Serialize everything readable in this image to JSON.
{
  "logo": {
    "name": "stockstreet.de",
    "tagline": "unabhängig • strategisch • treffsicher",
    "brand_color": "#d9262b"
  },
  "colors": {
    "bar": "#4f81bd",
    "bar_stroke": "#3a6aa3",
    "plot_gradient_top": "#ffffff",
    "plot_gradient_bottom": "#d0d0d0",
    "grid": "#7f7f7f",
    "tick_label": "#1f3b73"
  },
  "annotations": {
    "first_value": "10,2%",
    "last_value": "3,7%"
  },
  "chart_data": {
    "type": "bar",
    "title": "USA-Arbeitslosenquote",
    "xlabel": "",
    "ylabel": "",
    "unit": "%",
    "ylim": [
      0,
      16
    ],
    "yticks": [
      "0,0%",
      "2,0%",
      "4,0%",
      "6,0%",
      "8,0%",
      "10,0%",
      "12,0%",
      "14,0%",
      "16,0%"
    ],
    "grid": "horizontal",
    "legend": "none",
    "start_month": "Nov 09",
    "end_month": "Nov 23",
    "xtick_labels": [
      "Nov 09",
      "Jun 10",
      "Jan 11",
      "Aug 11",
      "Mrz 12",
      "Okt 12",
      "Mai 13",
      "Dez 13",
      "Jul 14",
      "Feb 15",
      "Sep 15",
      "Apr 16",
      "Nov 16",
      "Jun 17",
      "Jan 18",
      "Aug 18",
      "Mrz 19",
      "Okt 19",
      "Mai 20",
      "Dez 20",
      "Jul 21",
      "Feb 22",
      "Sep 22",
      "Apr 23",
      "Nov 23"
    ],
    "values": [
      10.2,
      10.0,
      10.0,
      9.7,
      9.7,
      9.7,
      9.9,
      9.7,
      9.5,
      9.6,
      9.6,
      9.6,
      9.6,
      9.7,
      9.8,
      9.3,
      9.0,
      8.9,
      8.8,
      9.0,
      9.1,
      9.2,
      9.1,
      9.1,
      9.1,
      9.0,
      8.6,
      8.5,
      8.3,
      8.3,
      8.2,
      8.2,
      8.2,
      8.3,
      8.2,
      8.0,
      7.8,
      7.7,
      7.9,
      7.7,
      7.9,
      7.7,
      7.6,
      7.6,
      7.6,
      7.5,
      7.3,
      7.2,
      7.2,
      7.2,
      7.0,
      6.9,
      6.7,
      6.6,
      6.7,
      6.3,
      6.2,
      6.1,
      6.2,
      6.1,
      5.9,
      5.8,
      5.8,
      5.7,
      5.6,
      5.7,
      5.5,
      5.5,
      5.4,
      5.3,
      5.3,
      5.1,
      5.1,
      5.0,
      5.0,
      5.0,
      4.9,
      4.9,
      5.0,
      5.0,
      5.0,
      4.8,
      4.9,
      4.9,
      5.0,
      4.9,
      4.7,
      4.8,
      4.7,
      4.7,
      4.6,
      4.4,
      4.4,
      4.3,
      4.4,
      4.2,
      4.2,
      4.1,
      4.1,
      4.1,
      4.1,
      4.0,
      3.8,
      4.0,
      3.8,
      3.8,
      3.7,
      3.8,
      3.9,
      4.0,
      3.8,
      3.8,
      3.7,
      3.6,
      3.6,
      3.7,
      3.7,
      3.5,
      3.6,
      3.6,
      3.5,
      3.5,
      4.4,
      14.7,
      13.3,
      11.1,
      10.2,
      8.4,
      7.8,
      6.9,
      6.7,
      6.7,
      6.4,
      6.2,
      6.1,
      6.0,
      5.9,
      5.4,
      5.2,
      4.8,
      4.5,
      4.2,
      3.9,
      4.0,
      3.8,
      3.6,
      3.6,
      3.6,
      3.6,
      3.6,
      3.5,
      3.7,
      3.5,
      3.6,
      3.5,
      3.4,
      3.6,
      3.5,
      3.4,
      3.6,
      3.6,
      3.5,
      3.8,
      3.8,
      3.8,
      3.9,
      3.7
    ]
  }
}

##############################

* [What needs to be done]
Each line above must be reproduced exactly as it stands.

* [Solved problem]
Serialize everything readable in this image to JSON.
{
  "logo": {
    "name": "stockstreet.de",
    "tagline": "unabhängig • strategisch • treffsicher",
    "brand_color": "#d9262b"
  },
  "colors": {
    "bar": "#4f81bd",
    "bar_stroke": "#3a6aa3",
    "plot_gradient_top": "#ffffff",
    "plot_gradient_bottom": "#d0d0d0",
    "grid": "#7f7f7f",
    "tick_label": "#1f3b73"
  },
  "annotations": {
    "first_value": "10,2%",
    "last_value": "3,7%"
  },
  "chart_data": {
    "type": "bar",
    "title": "USA-Arbeitslosenquote",
    "xlabel": "",
    "ylabel": "",
    "unit": "%",
    "ylim": [
      0,
      16
    ],
    "yticks": [
      "0,0%",
      "2,0%",
      "4,0%",
      "6,0%",
      "8,0%",
      "10,0%",
      "12,0%",
      "14,0%",
      "16,0%"
    ],
    "grid": "horizontal",
    "legend": "none",
    "start_month": "Nov 09",
    "end_month": "Nov 23",
    "xtick_labels": [
      "Nov 09",
      "Jun 10",
      "Jan 11",
      "Aug 11",
      "Mrz 12",
      "Okt 12",
      "Mai 13",
      "Dez 13",
      "Jul 14",
      "Feb 15",
      "Sep 15",
      "Apr 16",
      "Nov 16",
      "Jun 17",
      "Jan 18",
      "Aug 18",
      "Mrz 19",
      "Okt 19",
      "Mai 20",
      "Dez 20",
      "Jul 21",
      "Feb 22",
      "Sep 22",
      "Apr 23",
      "Nov 23"
    ],
    "values": [
      10.2,
      10.0,
      10.0,
      9.7,
      9.7,
      9.7,
      9.9,
      9.7,
      9.5,
      9.6,
      9.6,
      9.6,
      9.6,
      9.7,
      9.8,
      9.3,
      9.0,
      8.9,
      8.8,
      9.0,
      9.1,
      9.2,
      9.1,
      9.1,
      9.1,
      9.0,
      8.6,
      8.5,
      8.3,
      8.3,
      8.2,
      8.2,
      8.2,
      8.3,
      8.2,
      8.0,
      7.8,
      7.7,
      7.9,
      7.7,
      7.9,
      7.7,
      7.6,
      7.6,
      7.6,
      7.5,
      7.3,
      7.2,
      7.2,
      7.2,
      7.0,
      6.9,
      6.7,
      6.6,
      6.7,
      6.3,
      6.2,
      6.1,
      6.2,
      6.1,
      5.9,
      5.8,
      5.8,
      5.7,
      5.6,
      5.7,
      5.5,
      5.5,
      5.4,
      5.3,
      5.3,
      5.1,
      5.1,
      5.0,
      5.0,
      5.0,
      4.9,
      4.9,
      5.0,
      5.0,
      5.0,
      4.8,
      4.9,
      4.9,
      5.0,
      4.9,
      4.7,
      4.8,
      4.7,
      4.7,
      4.6,
      4.4,
      4.4,
      4.3,
      4.4,
      4.2,
      4.2,
      4.1,
      4.1,
      4.1,
      4.1,
      4.0,
      3.8,
      4.0,
      3.8,
      3.8,
      3.7,
      3.8,
      3.9,
      4.0,
      3.8,
      3.8,
      3.7,
      3.6,
      3.6,
      3.7,
      3.7,
      3.5,
      3.6,
      3.6,
      3.5,
      3.5,
      4.4,
      14.7,
      13.3,
      11.1,
      10.2,
      8.4,
      7.8,
      6.9,
      6.7,
      6.7,
      6.4,
      6.2,
      6.1,
      6.0,
      5.9,
      5.4,
      5.2,
      4.8,
      4.5,
      4.2,
      3.9,
      4.0,
      3.8,
      3.6,
      3.6,
      3.6,
      3.6,
      3.6,
      3.5,
      3.7,
      3.5,
      3.6,
      3.5,
      3.4,
      3.6,
      3.5,
      3.4,
      3.6,
      3.6,
      3.5,
      3.8,
      3.8,
      3.8,
      3.9,
      3.7
    ]
  }
}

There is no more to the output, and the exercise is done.